List each line of the data that holds the string "name".

***

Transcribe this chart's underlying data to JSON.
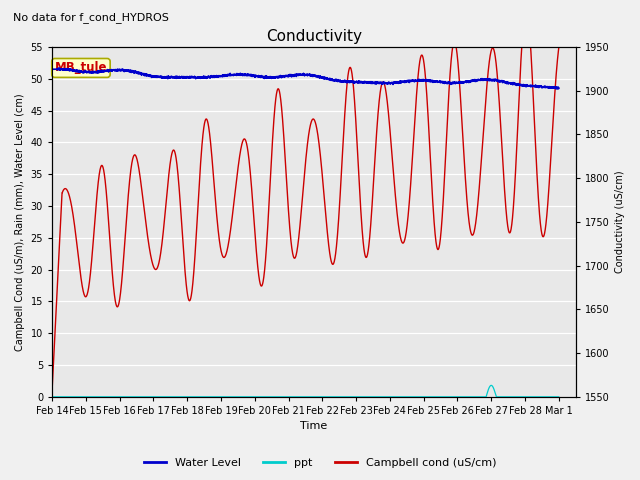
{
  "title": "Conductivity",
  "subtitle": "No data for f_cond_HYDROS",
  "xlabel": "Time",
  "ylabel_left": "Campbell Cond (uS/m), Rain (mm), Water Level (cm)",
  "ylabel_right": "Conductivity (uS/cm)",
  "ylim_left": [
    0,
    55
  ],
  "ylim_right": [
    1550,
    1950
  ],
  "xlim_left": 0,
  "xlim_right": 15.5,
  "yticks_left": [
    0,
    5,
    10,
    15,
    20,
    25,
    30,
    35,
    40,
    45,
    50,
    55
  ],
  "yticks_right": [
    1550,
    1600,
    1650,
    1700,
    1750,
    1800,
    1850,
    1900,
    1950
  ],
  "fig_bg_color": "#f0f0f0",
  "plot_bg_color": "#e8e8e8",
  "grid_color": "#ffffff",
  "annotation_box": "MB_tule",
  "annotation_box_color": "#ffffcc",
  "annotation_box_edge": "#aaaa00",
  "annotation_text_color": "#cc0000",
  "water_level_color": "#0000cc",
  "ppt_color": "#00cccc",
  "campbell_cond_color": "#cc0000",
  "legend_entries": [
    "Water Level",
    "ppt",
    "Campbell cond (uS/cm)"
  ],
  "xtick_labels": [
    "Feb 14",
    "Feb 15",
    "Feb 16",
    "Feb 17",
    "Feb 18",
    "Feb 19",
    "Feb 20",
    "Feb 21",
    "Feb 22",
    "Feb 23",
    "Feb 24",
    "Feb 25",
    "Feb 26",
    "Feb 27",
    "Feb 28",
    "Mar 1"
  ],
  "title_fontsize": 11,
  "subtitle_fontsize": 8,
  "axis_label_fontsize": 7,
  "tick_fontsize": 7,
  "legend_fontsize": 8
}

***

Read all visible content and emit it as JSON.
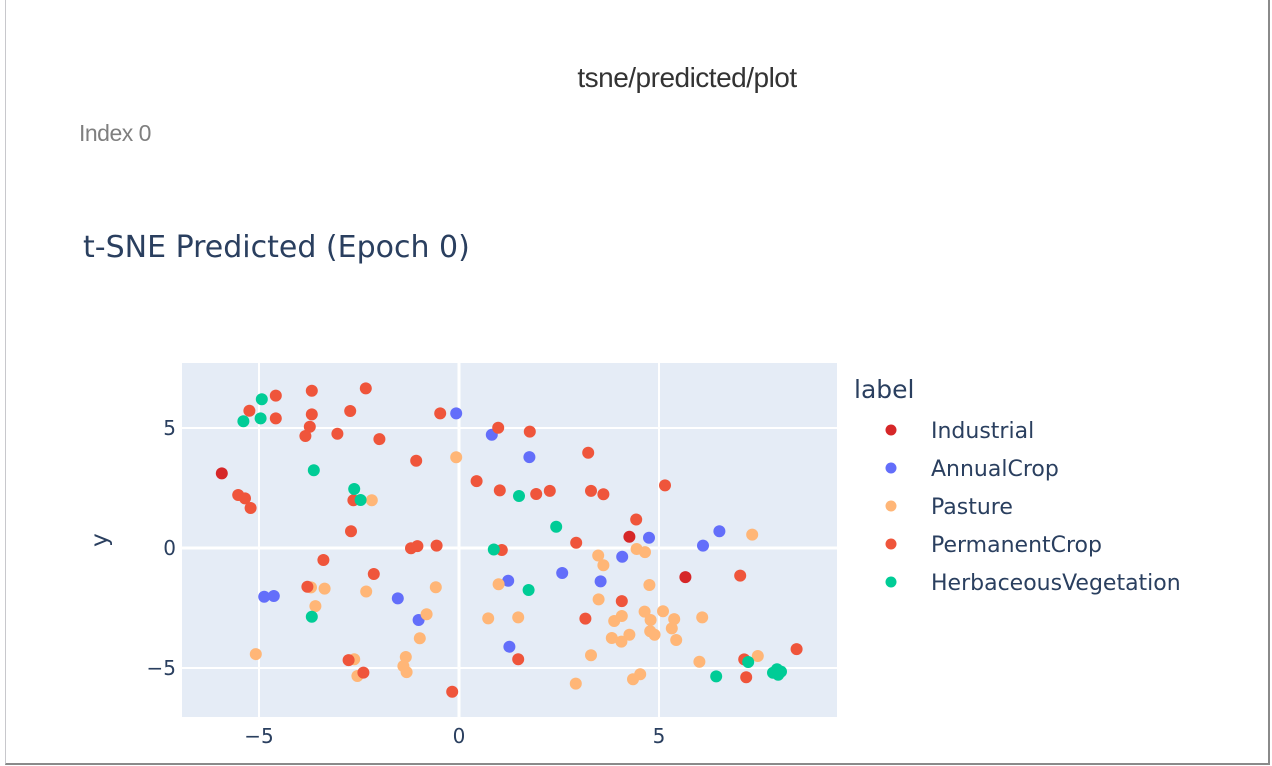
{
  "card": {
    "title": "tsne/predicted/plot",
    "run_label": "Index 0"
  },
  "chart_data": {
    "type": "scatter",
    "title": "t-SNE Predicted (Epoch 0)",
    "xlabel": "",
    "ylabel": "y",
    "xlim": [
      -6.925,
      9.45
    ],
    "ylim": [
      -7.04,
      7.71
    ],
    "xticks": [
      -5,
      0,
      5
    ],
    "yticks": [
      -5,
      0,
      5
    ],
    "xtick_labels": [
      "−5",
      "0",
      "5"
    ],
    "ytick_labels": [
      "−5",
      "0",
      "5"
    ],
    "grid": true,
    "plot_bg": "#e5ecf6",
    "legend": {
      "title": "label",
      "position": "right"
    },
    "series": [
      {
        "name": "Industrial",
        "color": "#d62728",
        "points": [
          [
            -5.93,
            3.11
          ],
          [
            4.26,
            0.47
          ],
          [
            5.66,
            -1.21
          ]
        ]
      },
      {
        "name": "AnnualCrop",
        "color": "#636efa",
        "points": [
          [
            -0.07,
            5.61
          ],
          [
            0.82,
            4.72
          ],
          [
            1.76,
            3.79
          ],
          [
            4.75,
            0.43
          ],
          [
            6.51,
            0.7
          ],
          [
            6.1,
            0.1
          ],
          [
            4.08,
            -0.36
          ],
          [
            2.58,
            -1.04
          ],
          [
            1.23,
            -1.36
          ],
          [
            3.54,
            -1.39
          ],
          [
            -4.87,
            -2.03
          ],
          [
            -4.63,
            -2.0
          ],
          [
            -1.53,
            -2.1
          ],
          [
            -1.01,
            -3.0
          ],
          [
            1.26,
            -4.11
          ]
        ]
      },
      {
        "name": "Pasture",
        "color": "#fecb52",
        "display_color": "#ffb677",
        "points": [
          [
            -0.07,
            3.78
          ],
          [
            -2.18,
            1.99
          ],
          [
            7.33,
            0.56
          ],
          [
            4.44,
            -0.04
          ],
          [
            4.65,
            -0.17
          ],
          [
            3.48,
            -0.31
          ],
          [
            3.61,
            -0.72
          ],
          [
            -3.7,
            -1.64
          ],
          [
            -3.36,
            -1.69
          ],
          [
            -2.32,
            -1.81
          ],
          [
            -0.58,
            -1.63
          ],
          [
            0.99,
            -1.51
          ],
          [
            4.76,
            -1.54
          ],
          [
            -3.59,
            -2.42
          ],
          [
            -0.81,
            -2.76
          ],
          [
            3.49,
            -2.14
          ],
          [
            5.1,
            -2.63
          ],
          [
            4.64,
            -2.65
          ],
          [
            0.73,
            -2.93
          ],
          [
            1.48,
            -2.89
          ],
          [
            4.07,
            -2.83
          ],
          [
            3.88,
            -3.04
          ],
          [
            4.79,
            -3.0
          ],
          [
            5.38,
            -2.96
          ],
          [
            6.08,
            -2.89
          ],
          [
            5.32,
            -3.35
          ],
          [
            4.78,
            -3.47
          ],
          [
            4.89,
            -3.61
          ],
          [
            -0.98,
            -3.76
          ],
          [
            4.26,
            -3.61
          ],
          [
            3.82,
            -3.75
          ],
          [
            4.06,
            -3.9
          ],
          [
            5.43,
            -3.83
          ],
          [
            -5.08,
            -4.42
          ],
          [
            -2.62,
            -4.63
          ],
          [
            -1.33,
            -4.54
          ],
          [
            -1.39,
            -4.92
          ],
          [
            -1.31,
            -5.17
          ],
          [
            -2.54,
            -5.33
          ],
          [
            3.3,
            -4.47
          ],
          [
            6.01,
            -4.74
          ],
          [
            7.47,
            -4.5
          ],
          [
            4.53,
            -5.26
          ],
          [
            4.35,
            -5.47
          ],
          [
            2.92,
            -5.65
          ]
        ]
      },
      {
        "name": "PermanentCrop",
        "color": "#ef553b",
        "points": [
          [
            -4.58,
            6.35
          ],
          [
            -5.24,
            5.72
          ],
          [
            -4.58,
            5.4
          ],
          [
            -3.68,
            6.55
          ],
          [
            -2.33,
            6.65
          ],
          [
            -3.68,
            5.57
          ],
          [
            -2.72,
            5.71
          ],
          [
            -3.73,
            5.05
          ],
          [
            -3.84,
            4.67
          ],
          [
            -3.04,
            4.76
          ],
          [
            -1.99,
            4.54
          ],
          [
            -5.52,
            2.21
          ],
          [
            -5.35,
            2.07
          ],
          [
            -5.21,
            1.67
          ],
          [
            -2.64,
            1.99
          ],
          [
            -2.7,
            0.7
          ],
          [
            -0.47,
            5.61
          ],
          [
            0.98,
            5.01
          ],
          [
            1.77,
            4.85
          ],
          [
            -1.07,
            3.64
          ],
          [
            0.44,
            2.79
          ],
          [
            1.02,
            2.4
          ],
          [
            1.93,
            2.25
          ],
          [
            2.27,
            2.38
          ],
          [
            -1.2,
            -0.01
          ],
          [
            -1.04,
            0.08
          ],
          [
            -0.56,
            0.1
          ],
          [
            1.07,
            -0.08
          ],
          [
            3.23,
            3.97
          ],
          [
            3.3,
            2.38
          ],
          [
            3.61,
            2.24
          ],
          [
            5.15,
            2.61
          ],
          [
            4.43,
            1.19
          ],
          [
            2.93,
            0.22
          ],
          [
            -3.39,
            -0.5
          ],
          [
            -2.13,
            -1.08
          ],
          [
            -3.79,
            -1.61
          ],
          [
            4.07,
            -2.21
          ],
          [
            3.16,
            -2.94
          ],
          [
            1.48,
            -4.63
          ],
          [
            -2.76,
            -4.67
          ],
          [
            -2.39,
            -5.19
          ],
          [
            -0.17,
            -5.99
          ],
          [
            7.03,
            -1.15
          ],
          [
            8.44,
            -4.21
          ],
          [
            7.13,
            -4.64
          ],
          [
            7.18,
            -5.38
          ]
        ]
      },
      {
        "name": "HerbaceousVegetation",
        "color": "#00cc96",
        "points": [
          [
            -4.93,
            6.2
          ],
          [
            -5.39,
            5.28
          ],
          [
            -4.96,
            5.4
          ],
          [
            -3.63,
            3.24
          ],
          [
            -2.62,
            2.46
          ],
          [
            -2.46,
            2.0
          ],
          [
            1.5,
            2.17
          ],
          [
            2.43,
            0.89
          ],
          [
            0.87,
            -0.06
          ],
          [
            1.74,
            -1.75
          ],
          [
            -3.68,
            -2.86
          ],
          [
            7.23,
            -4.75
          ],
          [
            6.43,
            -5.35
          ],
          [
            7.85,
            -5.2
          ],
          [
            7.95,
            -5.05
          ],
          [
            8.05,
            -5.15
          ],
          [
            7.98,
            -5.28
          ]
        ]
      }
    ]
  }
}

***

WRITTEN SOLUTION ::
        "name": "Industrial",
        "name": "AnnualCrop",
        "name": "Pasture",
        "name": "PermanentCrop",
        "name": "HerbaceousVegetation",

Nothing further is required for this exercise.